To be done
Report the number of lines in these entries that contain "name". Write only the number.

Excerpted records
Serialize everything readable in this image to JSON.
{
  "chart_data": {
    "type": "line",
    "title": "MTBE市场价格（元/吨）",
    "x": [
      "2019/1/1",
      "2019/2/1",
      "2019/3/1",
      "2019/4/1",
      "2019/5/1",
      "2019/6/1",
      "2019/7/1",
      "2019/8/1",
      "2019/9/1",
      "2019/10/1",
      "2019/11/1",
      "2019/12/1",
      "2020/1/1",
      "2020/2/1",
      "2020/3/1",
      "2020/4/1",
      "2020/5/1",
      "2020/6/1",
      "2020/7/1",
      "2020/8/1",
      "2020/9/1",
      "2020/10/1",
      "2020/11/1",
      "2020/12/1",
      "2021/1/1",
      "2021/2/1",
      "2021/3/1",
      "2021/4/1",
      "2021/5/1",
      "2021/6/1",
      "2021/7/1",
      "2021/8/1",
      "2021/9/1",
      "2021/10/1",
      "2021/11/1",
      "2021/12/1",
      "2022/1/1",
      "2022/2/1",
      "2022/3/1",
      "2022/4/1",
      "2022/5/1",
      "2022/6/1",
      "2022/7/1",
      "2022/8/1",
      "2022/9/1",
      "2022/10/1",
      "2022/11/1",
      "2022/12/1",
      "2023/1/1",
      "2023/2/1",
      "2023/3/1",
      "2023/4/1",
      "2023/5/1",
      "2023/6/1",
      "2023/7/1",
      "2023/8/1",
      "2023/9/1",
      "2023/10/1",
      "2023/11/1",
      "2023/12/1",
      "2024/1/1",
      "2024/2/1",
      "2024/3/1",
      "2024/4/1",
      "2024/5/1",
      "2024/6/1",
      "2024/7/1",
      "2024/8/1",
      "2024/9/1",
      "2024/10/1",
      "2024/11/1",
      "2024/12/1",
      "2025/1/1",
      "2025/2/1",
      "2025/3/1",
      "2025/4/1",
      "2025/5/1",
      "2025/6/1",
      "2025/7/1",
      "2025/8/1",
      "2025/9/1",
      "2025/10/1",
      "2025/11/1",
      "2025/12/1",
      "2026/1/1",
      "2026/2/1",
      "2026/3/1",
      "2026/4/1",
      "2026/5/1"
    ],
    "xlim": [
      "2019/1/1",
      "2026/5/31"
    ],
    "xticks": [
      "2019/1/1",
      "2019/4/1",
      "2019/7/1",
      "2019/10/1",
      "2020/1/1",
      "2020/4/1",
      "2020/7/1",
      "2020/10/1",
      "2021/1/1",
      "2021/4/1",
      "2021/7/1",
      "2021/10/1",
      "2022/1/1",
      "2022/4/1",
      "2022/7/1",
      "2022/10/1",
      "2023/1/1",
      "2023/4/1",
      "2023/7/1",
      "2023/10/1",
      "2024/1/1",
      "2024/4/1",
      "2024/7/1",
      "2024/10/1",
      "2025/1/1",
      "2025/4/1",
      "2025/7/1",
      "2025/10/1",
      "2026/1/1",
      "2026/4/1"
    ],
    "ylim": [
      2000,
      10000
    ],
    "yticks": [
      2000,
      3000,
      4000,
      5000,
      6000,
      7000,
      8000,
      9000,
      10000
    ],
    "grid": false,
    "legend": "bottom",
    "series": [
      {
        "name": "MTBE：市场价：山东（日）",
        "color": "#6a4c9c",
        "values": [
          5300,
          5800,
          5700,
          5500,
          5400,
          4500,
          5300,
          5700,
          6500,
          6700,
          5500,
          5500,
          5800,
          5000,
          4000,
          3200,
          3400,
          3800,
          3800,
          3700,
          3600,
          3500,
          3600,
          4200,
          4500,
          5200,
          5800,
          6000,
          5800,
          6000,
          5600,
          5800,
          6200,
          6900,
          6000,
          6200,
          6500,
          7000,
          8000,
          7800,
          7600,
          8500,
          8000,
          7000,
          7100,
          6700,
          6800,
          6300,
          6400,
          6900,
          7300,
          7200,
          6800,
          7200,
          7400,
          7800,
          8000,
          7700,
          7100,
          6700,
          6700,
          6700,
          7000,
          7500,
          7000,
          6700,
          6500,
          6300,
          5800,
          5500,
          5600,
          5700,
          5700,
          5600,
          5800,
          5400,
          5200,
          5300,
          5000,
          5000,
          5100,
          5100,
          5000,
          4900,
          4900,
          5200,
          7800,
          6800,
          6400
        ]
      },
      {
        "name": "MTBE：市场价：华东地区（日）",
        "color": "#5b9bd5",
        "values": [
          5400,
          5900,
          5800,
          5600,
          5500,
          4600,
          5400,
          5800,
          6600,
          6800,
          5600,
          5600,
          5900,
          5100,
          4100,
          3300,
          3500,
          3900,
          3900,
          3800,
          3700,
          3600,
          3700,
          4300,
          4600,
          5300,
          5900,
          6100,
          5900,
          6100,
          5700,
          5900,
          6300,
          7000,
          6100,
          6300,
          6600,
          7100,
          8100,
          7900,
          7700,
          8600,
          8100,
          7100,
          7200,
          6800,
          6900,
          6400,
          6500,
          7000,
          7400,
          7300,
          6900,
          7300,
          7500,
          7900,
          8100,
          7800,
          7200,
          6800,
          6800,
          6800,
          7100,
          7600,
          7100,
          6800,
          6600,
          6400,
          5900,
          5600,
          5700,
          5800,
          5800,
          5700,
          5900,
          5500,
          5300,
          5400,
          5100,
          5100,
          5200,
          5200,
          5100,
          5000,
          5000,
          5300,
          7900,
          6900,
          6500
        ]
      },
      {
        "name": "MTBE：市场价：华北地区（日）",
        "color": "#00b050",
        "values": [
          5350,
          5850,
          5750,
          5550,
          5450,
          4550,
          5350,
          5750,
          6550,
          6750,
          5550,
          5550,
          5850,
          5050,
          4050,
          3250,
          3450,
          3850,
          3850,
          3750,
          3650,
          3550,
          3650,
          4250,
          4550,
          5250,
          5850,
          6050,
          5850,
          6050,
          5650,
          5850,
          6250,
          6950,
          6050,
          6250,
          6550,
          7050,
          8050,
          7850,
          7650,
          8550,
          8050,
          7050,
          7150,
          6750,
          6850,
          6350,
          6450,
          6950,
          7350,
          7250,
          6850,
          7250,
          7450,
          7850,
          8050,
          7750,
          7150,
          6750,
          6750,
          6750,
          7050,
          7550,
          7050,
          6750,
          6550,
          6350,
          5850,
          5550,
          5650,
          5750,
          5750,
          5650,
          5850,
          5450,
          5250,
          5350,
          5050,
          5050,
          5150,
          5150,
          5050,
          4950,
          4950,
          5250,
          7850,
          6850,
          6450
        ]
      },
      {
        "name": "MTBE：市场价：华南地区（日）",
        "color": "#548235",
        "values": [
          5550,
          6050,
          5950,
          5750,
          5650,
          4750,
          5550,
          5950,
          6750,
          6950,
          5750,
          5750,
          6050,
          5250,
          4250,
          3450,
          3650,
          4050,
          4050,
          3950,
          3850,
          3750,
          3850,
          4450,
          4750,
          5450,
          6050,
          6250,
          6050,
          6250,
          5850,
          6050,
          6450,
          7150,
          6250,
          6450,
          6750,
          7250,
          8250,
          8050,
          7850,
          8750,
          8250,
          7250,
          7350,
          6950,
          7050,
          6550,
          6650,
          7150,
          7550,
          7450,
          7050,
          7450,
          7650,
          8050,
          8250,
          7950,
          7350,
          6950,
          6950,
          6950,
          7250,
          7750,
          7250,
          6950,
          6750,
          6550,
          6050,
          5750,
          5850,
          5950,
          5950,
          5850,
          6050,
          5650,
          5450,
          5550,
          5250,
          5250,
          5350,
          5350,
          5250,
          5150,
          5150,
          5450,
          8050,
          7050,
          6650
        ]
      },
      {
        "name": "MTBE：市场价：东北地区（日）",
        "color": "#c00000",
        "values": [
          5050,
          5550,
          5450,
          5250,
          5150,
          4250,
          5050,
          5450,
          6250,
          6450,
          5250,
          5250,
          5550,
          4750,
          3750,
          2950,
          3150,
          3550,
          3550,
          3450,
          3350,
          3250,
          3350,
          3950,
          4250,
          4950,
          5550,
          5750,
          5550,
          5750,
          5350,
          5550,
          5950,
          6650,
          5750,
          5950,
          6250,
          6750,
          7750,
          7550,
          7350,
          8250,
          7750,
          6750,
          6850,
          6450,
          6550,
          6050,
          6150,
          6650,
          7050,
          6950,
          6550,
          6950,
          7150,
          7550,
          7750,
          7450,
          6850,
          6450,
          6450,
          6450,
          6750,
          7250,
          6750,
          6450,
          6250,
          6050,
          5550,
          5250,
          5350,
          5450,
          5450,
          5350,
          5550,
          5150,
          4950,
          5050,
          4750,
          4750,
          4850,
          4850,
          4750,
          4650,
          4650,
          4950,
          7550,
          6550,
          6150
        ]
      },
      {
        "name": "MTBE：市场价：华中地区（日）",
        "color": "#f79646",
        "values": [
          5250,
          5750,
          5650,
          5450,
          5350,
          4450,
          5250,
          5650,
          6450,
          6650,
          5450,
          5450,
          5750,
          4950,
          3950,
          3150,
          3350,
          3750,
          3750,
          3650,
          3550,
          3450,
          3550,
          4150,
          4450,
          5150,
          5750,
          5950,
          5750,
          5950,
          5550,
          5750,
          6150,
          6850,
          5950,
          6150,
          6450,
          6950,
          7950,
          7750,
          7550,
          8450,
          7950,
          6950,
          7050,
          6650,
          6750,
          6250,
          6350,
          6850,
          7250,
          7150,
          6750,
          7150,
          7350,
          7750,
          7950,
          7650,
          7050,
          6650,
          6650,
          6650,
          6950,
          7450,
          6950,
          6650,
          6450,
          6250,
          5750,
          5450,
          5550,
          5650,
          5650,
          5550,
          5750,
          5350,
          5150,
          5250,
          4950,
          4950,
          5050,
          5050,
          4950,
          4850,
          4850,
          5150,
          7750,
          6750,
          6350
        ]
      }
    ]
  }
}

Solution to this problem
6